(Records that describe figures)
=-=-=
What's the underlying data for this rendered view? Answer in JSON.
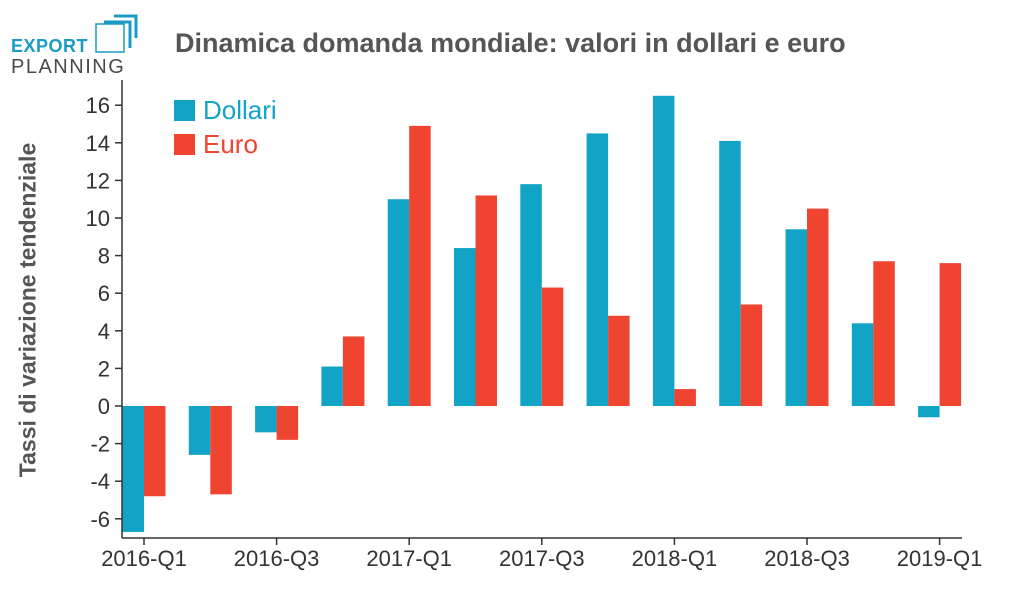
{
  "logo": {
    "line1": "EXPORT",
    "line2": "PLANNING"
  },
  "chart_data": {
    "type": "bar",
    "title": "Dinamica domanda mondiale: valori in dollari e euro",
    "xlabel": "",
    "ylabel": "Tassi di variazione tendenziale",
    "categories": [
      "2016-Q1",
      "2016-Q2",
      "2016-Q3",
      "2016-Q4",
      "2017-Q1",
      "2017-Q2",
      "2017-Q3",
      "2017-Q4",
      "2018-Q1",
      "2018-Q2",
      "2018-Q3",
      "2018-Q4",
      "2019-Q1"
    ],
    "x_tick_labels": [
      "2016-Q1",
      "2016-Q3",
      "2017-Q1",
      "2017-Q3",
      "2018-Q1",
      "2018-Q3",
      "2019-Q1"
    ],
    "ylim": [
      -7,
      17
    ],
    "y_ticks": [
      -6,
      -4,
      -2,
      0,
      2,
      4,
      6,
      8,
      10,
      12,
      14,
      16
    ],
    "legend_position": "top-left",
    "grid": false,
    "series": [
      {
        "name": "Dollari",
        "color": "#12a4c6",
        "values": [
          -6.7,
          -2.6,
          -1.4,
          2.1,
          11.0,
          8.4,
          11.8,
          14.5,
          16.5,
          14.1,
          9.4,
          4.4,
          -0.6
        ]
      },
      {
        "name": "Euro",
        "color": "#ee4430",
        "values": [
          -4.8,
          -4.7,
          -1.8,
          3.7,
          14.9,
          11.2,
          6.3,
          4.8,
          0.9,
          5.4,
          10.5,
          7.7,
          7.6
        ]
      }
    ]
  }
}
=-=-=
__REQUIREMENTS__. Print out every entry above without changing a word, and leave out the pictures.

__THE RESULT__.
What's the underlying data for this rendered view? Answer in JSON.
{
  "logo": {
    "line1": "EXPORT",
    "line2": "PLANNING"
  },
  "chart_data": {
    "type": "bar",
    "title": "Dinamica domanda mondiale: valori in dollari e euro",
    "xlabel": "",
    "ylabel": "Tassi di variazione tendenziale",
    "categories": [
      "2016-Q1",
      "2016-Q2",
      "2016-Q3",
      "2016-Q4",
      "2017-Q1",
      "2017-Q2",
      "2017-Q3",
      "2017-Q4",
      "2018-Q1",
      "2018-Q2",
      "2018-Q3",
      "2018-Q4",
      "2019-Q1"
    ],
    "x_tick_labels": [
      "2016-Q1",
      "2016-Q3",
      "2017-Q1",
      "2017-Q3",
      "2018-Q1",
      "2018-Q3",
      "2019-Q1"
    ],
    "ylim": [
      -7,
      17
    ],
    "y_ticks": [
      -6,
      -4,
      -2,
      0,
      2,
      4,
      6,
      8,
      10,
      12,
      14,
      16
    ],
    "legend_position": "top-left",
    "grid": false,
    "series": [
      {
        "name": "Dollari",
        "color": "#12a4c6",
        "values": [
          -6.7,
          -2.6,
          -1.4,
          2.1,
          11.0,
          8.4,
          11.8,
          14.5,
          16.5,
          14.1,
          9.4,
          4.4,
          -0.6
        ]
      },
      {
        "name": "Euro",
        "color": "#ee4430",
        "values": [
          -4.8,
          -4.7,
          -1.8,
          3.7,
          14.9,
          11.2,
          6.3,
          4.8,
          0.9,
          5.4,
          10.5,
          7.7,
          7.6
        ]
      }
    ]
  }
}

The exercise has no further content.